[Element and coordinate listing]

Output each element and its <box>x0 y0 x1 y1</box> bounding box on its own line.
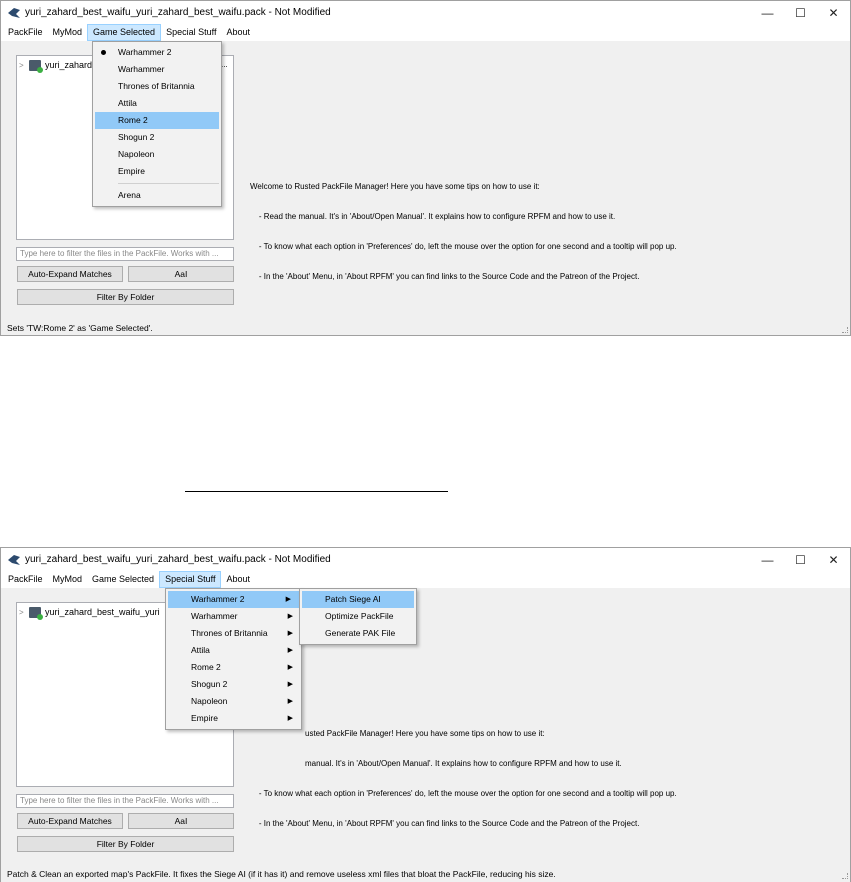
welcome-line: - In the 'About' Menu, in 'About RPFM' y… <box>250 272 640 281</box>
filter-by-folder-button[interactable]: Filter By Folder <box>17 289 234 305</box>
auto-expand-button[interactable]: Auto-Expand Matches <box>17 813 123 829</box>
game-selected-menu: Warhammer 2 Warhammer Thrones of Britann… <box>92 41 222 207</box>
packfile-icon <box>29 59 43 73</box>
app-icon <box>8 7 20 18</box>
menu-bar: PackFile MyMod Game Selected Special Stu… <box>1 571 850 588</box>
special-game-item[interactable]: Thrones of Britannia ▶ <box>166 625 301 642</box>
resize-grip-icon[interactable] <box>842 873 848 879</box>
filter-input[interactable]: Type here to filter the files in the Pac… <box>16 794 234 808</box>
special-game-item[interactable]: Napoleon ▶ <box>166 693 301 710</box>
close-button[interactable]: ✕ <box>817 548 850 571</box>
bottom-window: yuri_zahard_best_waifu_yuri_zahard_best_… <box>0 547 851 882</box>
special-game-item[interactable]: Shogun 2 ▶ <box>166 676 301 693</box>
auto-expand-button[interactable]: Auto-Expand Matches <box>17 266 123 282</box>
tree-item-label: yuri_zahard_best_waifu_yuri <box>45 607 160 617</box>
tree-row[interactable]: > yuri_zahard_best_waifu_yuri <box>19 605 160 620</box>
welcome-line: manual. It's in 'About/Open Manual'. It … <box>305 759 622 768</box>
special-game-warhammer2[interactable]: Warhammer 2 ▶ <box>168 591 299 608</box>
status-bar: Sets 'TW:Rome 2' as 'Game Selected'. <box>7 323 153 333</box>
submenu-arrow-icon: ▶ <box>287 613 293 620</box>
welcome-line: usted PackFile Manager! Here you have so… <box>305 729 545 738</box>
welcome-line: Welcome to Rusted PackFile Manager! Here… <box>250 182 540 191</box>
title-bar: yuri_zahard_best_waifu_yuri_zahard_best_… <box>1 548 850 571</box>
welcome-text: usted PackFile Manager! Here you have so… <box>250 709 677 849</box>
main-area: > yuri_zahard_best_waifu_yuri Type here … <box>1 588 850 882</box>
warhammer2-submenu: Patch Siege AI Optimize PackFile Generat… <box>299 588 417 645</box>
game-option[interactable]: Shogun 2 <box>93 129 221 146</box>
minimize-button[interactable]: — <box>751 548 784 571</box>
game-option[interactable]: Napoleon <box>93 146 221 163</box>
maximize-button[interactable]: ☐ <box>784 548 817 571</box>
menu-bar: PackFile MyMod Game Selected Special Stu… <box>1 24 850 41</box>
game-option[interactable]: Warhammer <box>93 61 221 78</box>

STATED EXERCISE
Rewrite the entire listing above, replacing "special-game-item" with "special-menu-entry" wherever it occurs and keeping everything else unchanged. Leave the picture out of your answer.

WRITTEN SOLUTION
Output each element and its <box>x0 y0 x1 y1</box> bounding box on its own line.
welcome-line: - In the 'About' Menu, in 'About RPFM' y… <box>250 272 640 281</box>
filter-by-folder-button[interactable]: Filter By Folder <box>17 289 234 305</box>
auto-expand-button[interactable]: Auto-Expand Matches <box>17 813 123 829</box>
game-selected-menu: Warhammer 2 Warhammer Thrones of Britann… <box>92 41 222 207</box>
packfile-icon <box>29 59 43 73</box>
app-icon <box>8 7 20 18</box>
menu-bar: PackFile MyMod Game Selected Special Stu… <box>1 571 850 588</box>
special-menu-entry[interactable]: Thrones of Britannia ▶ <box>166 625 301 642</box>
resize-grip-icon[interactable] <box>842 873 848 879</box>
filter-input[interactable]: Type here to filter the files in the Pac… <box>16 794 234 808</box>
special-menu-entry[interactable]: Napoleon ▶ <box>166 693 301 710</box>
close-button[interactable]: ✕ <box>817 548 850 571</box>
bottom-window: yuri_zahard_best_waifu_yuri_zahard_best_… <box>0 547 851 882</box>
special-menu-entry[interactable]: Shogun 2 ▶ <box>166 676 301 693</box>
auto-expand-button[interactable]: Auto-Expand Matches <box>17 266 123 282</box>
tree-item-label: yuri_zahard_best_waifu_yuri <box>45 607 160 617</box>
tree-row[interactable]: > yuri_zahard_best_waifu_yuri <box>19 605 160 620</box>
welcome-line: manual. It's in 'About/Open Manual'. It … <box>305 759 622 768</box>
special-game-warhammer2[interactable]: Warhammer 2 ▶ <box>168 591 299 608</box>
status-bar: Sets 'TW:Rome 2' as 'Game Selected'. <box>7 323 153 333</box>
submenu-arrow-icon: ▶ <box>287 613 293 620</box>
welcome-line: usted PackFile Manager! Here you have so… <box>305 729 545 738</box>
welcome-line: Welcome to Rusted PackFile Manager! Here… <box>250 182 540 191</box>
title-bar: yuri_zahard_best_waifu_yuri_zahard_best_… <box>1 548 850 571</box>
welcome-text: usted PackFile Manager! Here you have so… <box>250 709 677 849</box>
main-area: > yuri_zahard_best_waifu_yuri Type here … <box>1 588 850 882</box>
warhammer2-submenu: Patch Siege AI Optimize PackFile Generat… <box>299 588 417 645</box>
game-option[interactable]: Shogun 2 <box>93 129 221 146</box>
minimize-button[interactable]: — <box>751 548 784 571</box>
game-option[interactable]: Napoleon <box>93 146 221 163</box>
maximize-button[interactable]: ☐ <box>784 548 817 571</box>
menu-bar: PackFile MyMod Game Selected Special Stu… <box>1 24 850 41</box>
game-option[interactable]: Warhammer <box>93 61 221 78</box>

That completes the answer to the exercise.